[Dataset entries on figures]

________

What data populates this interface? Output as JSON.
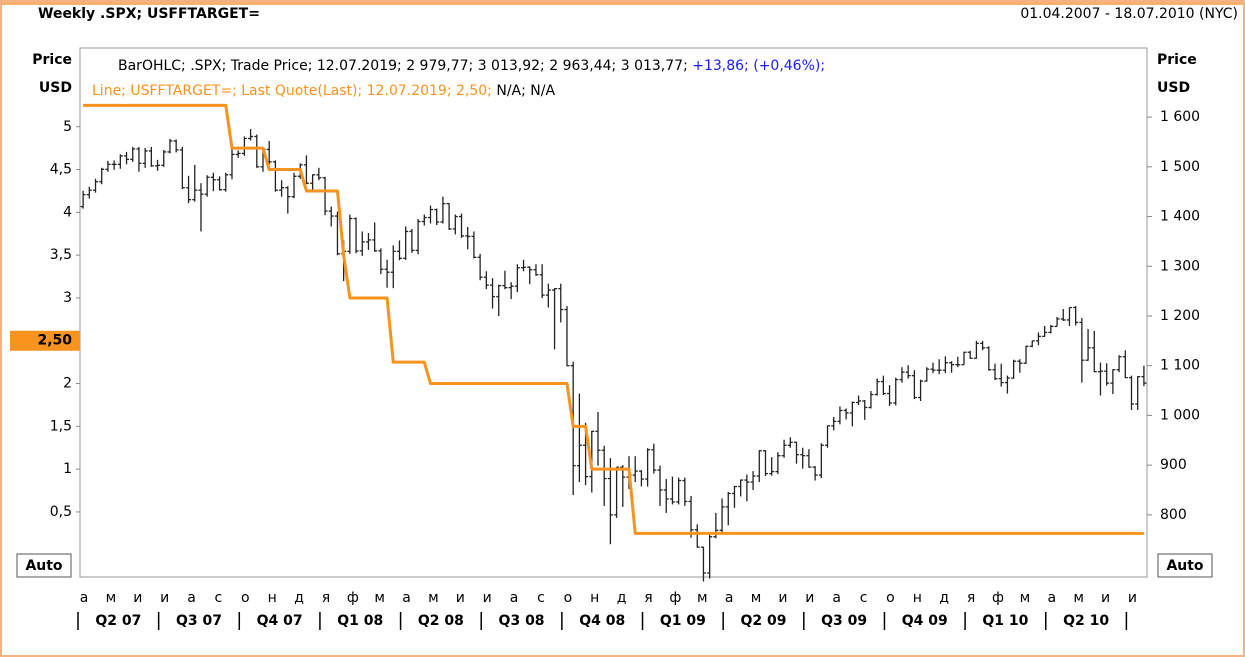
{
  "chart_data": {
    "type": "ohlc",
    "title": "Weekly .SPX; USFFTARGET=",
    "date_range": "01.04.2007 - 18.07.2010 (NYC)",
    "ylabel": "Price",
    "yunit": "USD",
    "y2label": "Price",
    "y2unit": "USD",
    "legend": {
      "bar_text": "BarOHLC; .SPX; Trade Price; 12.07.2019; 2 979,77; 3 013,92; 2 963,44; 3 013,77;",
      "bar_change": "+13,86; (+0,46%);",
      "line_text": "Line; USFFTARGET=; Last Quote(Last); 12.07.2019; 2,50;",
      "line_extra": "N/A; N/A"
    },
    "auto_label": "Auto",
    "ylim": [
      -0.26,
      5.92
    ],
    "yticks": [
      {
        "value": 0.5,
        "label": "0,5"
      },
      1,
      {
        "value": 1.5,
        "label": "1,5"
      },
      2,
      3,
      {
        "value": 3.5,
        "label": "3,5"
      },
      4,
      {
        "value": 4.5,
        "label": "4,5"
      },
      5
    ],
    "y2lim": [
      675,
      1739
    ],
    "y2ticks": [
      800,
      900,
      {
        "value": 1000,
        "label": "1 000"
      },
      {
        "value": 1100,
        "label": "1 100"
      },
      {
        "value": 1200,
        "label": "1 200"
      },
      {
        "value": 1300,
        "label": "1 300"
      },
      {
        "value": 1400,
        "label": "1 400"
      },
      {
        "value": 1500,
        "label": "1 500"
      },
      {
        "value": 1600,
        "label": "1 600"
      }
    ],
    "last_value": {
      "value": 2.5,
      "label": "2,50"
    },
    "months": [
      "а",
      "м",
      "и",
      "и",
      "а",
      "с",
      "о",
      "н",
      "д",
      "я",
      "ф",
      "м",
      "а",
      "м",
      "и",
      "и",
      "а",
      "с",
      "о",
      "н",
      "д",
      "я",
      "ф",
      "м",
      "а",
      "м",
      "и",
      "и",
      "а",
      "с",
      "о",
      "н",
      "д",
      "я",
      "ф",
      "м",
      "а",
      "м",
      "и",
      "и"
    ],
    "quarters": [
      "Q2 07",
      "Q3 07",
      "Q4 07",
      "Q1 08",
      "Q2 08",
      "Q3 08",
      "Q4 08",
      "Q1 09",
      "Q2 09",
      "Q3 09",
      "Q4 09",
      "Q1 10",
      "Q2 10"
    ],
    "series": [
      {
        "name": "USFFTARGET=",
        "type": "line",
        "color": "#f7931e",
        "axis": "y",
        "values": [
          5.25,
          5.25,
          5.25,
          5.25,
          5.25,
          5.25,
          5.25,
          5.25,
          5.25,
          5.25,
          5.25,
          5.25,
          5.25,
          5.25,
          5.25,
          5.25,
          5.25,
          5.25,
          5.25,
          5.25,
          5.25,
          5.25,
          5.25,
          5.25,
          4.75,
          4.75,
          4.75,
          4.75,
          4.75,
          4.75,
          4.5,
          4.5,
          4.5,
          4.5,
          4.5,
          4.5,
          4.25,
          4.25,
          4.25,
          4.25,
          4.25,
          4.25,
          3.5,
          3,
          3,
          3,
          3,
          3,
          3,
          3,
          2.25,
          2.25,
          2.25,
          2.25,
          2.25,
          2.25,
          2,
          2,
          2,
          2,
          2,
          2,
          2,
          2,
          2,
          2,
          2,
          2,
          2,
          2,
          2,
          2,
          2,
          2,
          2,
          2,
          2,
          2,
          2,
          1.5,
          1.5,
          1.5,
          1,
          1,
          1,
          1,
          1,
          1,
          1,
          0.25,
          0.25,
          0.25,
          0.25,
          0.25,
          0.25,
          0.25,
          0.25,
          0.25,
          0.25,
          0.25,
          0.25,
          0.25,
          0.25,
          0.25,
          0.25,
          0.25,
          0.25,
          0.25,
          0.25,
          0.25,
          0.25,
          0.25,
          0.25,
          0.25,
          0.25,
          0.25,
          0.25,
          0.25,
          0.25,
          0.25,
          0.25,
          0.25,
          0.25,
          0.25,
          0.25,
          0.25,
          0.25,
          0.25,
          0.25,
          0.25,
          0.25,
          0.25,
          0.25,
          0.25,
          0.25,
          0.25,
          0.25,
          0.25,
          0.25,
          0.25,
          0.25,
          0.25,
          0.25,
          0.25,
          0.25,
          0.25,
          0.25,
          0.25,
          0.25,
          0.25,
          0.25,
          0.25,
          0.25,
          0.25,
          0.25,
          0.25,
          0.25,
          0.25,
          0.25,
          0.25,
          0.25,
          0.25,
          0.25,
          0.25,
          0.25,
          0.25,
          0.25,
          0.25,
          0.25,
          0.25,
          0.25,
          0.25
        ]
      },
      {
        "name": ".SPX",
        "type": "ohlc",
        "color": "#222222",
        "axis": "y2",
        "open": [
          1420,
          1444,
          1453,
          1470,
          1495,
          1505,
          1505,
          1522,
          1515,
          1536,
          1507,
          1532,
          1502,
          1503,
          1530,
          1552,
          1534,
          1458,
          1434,
          1453,
          1445,
          1479,
          1474,
          1454,
          1484,
          1525,
          1527,
          1557,
          1561,
          1500,
          1535,
          1510,
          1453,
          1458,
          1440,
          1481,
          1504,
          1467,
          1484,
          1478,
          1411,
          1401,
          1325,
          1330,
          1396,
          1331,
          1349,
          1353,
          1331,
          1294,
          1288,
          1330,
          1316,
          1370,
          1332,
          1390,
          1398,
          1414,
          1389,
          1426,
          1375,
          1400,
          1361,
          1360,
          1318,
          1278,
          1262,
          1239,
          1261,
          1257,
          1260,
          1297,
          1298,
          1293,
          1283,
          1242,
          1252,
          1255,
          1213,
          1100,
          899,
          940,
          877,
          968,
          930,
          873,
          800,
          896,
          876,
          880,
          888,
          872,
          931,
          890,
          850,
          832,
          826,
          869,
          827,
          770,
          735,
          683,
          756,
          769,
          816,
          843,
          857,
          870,
          866,
          878,
          929,
          883,
          887,
          919,
          940,
          946,
          921,
          919,
          896,
          880,
          940,
          979,
          988,
          1010,
          1005,
          1026,
          1029,
          1016,
          1042,
          1068,
          1044,
          1025,
          1072,
          1087,
          1080,
          1036,
          1069,
          1093,
          1091,
          1091,
          1106,
          1102,
          1102,
          1127,
          1115,
          1145,
          1136,
          1092,
          1074,
          1066,
          1075,
          1109,
          1105,
          1139,
          1150,
          1159,
          1167,
          1179,
          1194,
          1192,
          1217,
          1187,
          1111,
          1136,
          1088,
          1089,
          1065,
          1092,
          1118,
          1076,
          1023,
          1078
        ],
        "high": [
          1452,
          1460,
          1476,
          1498,
          1512,
          1513,
          1525,
          1530,
          1540,
          1540,
          1538,
          1540,
          1514,
          1534,
          1556,
          1555,
          1540,
          1482,
          1504,
          1467,
          1483,
          1488,
          1481,
          1488,
          1538,
          1533,
          1561,
          1576,
          1565,
          1536,
          1552,
          1513,
          1473,
          1461,
          1488,
          1507,
          1523,
          1485,
          1498,
          1480,
          1420,
          1410,
          1352,
          1404,
          1398,
          1370,
          1367,
          1388,
          1336,
          1313,
          1342,
          1352,
          1380,
          1375,
          1395,
          1404,
          1422,
          1416,
          1440,
          1427,
          1404,
          1406,
          1379,
          1370,
          1325,
          1290,
          1276,
          1263,
          1291,
          1268,
          1304,
          1313,
          1300,
          1304,
          1304,
          1265,
          1256,
          1265,
          1220,
          1108,
          1044,
          985,
          969,
          1007,
          939,
          914,
          896,
          900,
          918,
          918,
          890,
          934,
          943,
          899,
          872,
          877,
          875,
          875,
          838,
          781,
          736,
          760,
          804,
          833,
          846,
          858,
          871,
          881,
          888,
          930,
          930,
          916,
          926,
          951,
          956,
          947,
          935,
          932,
          898,
          944,
          980,
          997,
          1018,
          1014,
          1028,
          1040,
          1031,
          1049,
          1074,
          1080,
          1061,
          1076,
          1097,
          1101,
          1091,
          1072,
          1097,
          1106,
          1113,
          1119,
          1109,
          1118,
          1128,
          1130,
          1150,
          1150,
          1139,
          1104,
          1104,
          1080,
          1112,
          1113,
          1140,
          1150,
          1167,
          1180,
          1182,
          1198,
          1214,
          1217,
          1220,
          1196,
          1174,
          1170,
          1106,
          1105,
          1093,
          1121,
          1131,
          1080,
          1079,
          1100
        ],
        "low": [
          1416,
          1436,
          1448,
          1465,
          1490,
          1494,
          1496,
          1505,
          1510,
          1490,
          1498,
          1500,
          1492,
          1500,
          1527,
          1529,
          1455,
          1427,
          1430,
          1370,
          1440,
          1451,
          1452,
          1450,
          1475,
          1518,
          1522,
          1553,
          1498,
          1490,
          1505,
          1450,
          1440,
          1406,
          1437,
          1476,
          1465,
          1451,
          1473,
          1403,
          1380,
          1322,
          1270,
          1325,
          1326,
          1321,
          1333,
          1329,
          1284,
          1257,
          1256,
          1312,
          1313,
          1327,
          1324,
          1382,
          1386,
          1383,
          1386,
          1373,
          1364,
          1357,
          1334,
          1316,
          1272,
          1254,
          1215,
          1200,
          1254,
          1234,
          1248,
          1290,
          1264,
          1281,
          1236,
          1217,
          1133,
          1187,
          1099,
          840,
          866,
          860,
          845,
          899,
          818,
          741,
          794,
          816,
          852,
          866,
          857,
          857,
          883,
          818,
          804,
          821,
          821,
          818,
          754,
          734,
          666,
          672,
          753,
          764,
          779,
          814,
          837,
          827,
          850,
          866,
          878,
          879,
          882,
          915,
          935,
          903,
          893,
          895,
          869,
          874,
          935,
          970,
          982,
          992,
          978,
          1021,
          991,
          1014,
          1040,
          1041,
          1019,
          1020,
          1066,
          1074,
          1033,
          1029,
          1068,
          1085,
          1083,
          1085,
          1086,
          1097,
          1102,
          1114,
          1114,
          1131,
          1090,
          1071,
          1058,
          1044,
          1074,
          1086,
          1104,
          1137,
          1141,
          1158,
          1165,
          1179,
          1190,
          1180,
          1181,
          1066,
          1110,
          1087,
          1040,
          1060,
          1043,
          1087,
          1075,
          1011,
          1011,
          1059
        ],
        "close": [
          1444,
          1453,
          1470,
          1495,
          1505,
          1505,
          1522,
          1515,
          1536,
          1507,
          1532,
          1502,
          1503,
          1530,
          1552,
          1534,
          1458,
          1434,
          1453,
          1445,
          1479,
          1474,
          1454,
          1484,
          1525,
          1527,
          1557,
          1561,
          1500,
          1535,
          1510,
          1453,
          1458,
          1440,
          1481,
          1504,
          1467,
          1484,
          1478,
          1411,
          1401,
          1325,
          1330,
          1396,
          1331,
          1349,
          1353,
          1331,
          1294,
          1288,
          1330,
          1316,
          1370,
          1332,
          1390,
          1398,
          1414,
          1389,
          1426,
          1375,
          1400,
          1361,
          1360,
          1318,
          1278,
          1262,
          1239,
          1261,
          1257,
          1260,
          1297,
          1298,
          1293,
          1283,
          1242,
          1252,
          1255,
          1213,
          1100,
          899,
          940,
          877,
          968,
          930,
          873,
          800,
          896,
          876,
          880,
          888,
          872,
          931,
          890,
          850,
          832,
          826,
          869,
          827,
          770,
          735,
          683,
          756,
          769,
          816,
          843,
          857,
          870,
          866,
          878,
          929,
          883,
          887,
          919,
          940,
          946,
          921,
          919,
          896,
          880,
          940,
          979,
          988,
          1010,
          1005,
          1026,
          1029,
          1016,
          1042,
          1068,
          1044,
          1025,
          1072,
          1087,
          1080,
          1036,
          1069,
          1093,
          1091,
          1091,
          1106,
          1102,
          1102,
          1127,
          1115,
          1145,
          1136,
          1092,
          1074,
          1066,
          1075,
          1109,
          1105,
          1139,
          1150,
          1159,
          1167,
          1179,
          1194,
          1192,
          1217,
          1187,
          1111,
          1136,
          1088,
          1089,
          1065,
          1092,
          1118,
          1076,
          1023,
          1078,
          1065
        ]
      }
    ]
  }
}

________

Looking at the entries above, how many lines contain the word "Price"? Answer with the number alone.

[RESPONSE FOR THIS EXERCISE]
3